───── DATA PROVIDED

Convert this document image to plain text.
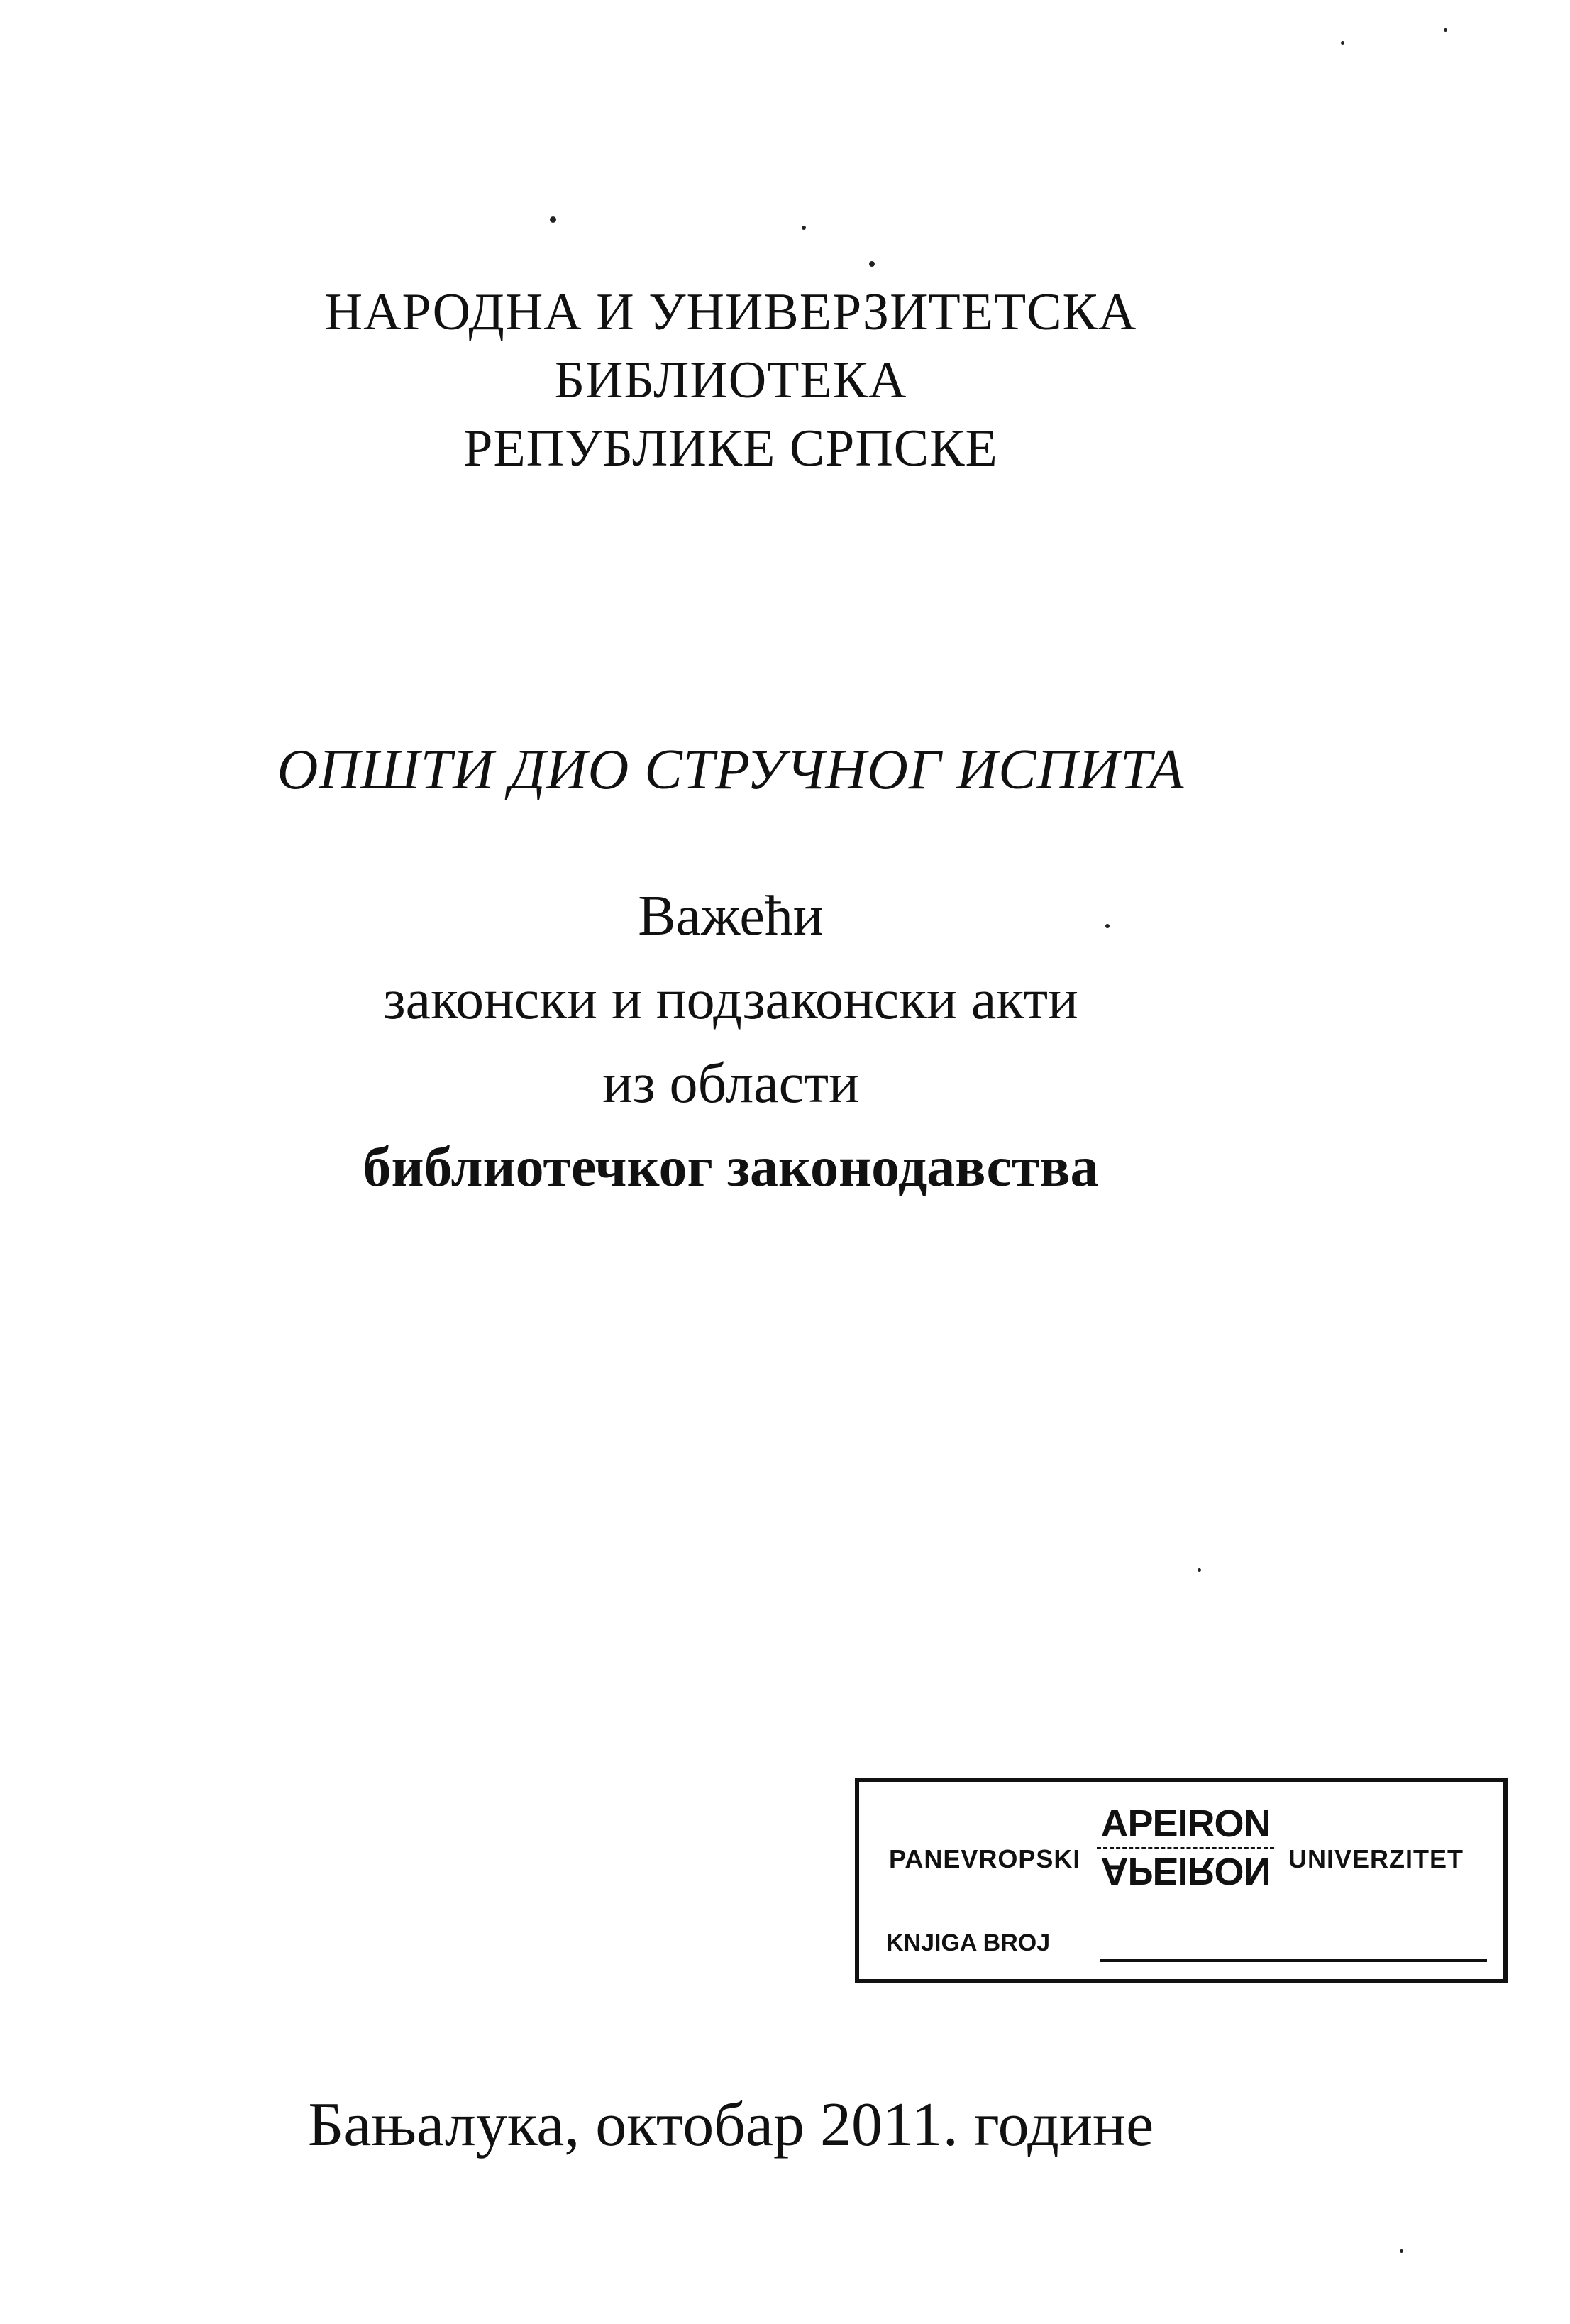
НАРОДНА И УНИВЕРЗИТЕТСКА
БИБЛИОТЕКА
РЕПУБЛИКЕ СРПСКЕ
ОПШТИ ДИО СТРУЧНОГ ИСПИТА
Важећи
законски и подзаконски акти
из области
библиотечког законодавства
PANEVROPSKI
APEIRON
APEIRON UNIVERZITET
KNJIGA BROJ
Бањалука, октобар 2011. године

──────────

* **INSTRUCTION**
Copy out all of the material exactly as written, without its pictures.

* **OUTPUT**
Convert this document image to plain text.
НАРОДНА И УНИВЕРЗИТЕТСКА
БИБЛИОТЕКА
РЕПУБЛИКЕ СРПСКЕ
ОПШТИ ДИО СТРУЧНОГ ИСПИТА
Важећи
законски и подзаконски акти
из области
библиотечког законодавства
PANEVROPSKI
APEIRON
APEIRON UNIVERZITET
KNJIGA BROJ
Бањалука, октобар 2011. године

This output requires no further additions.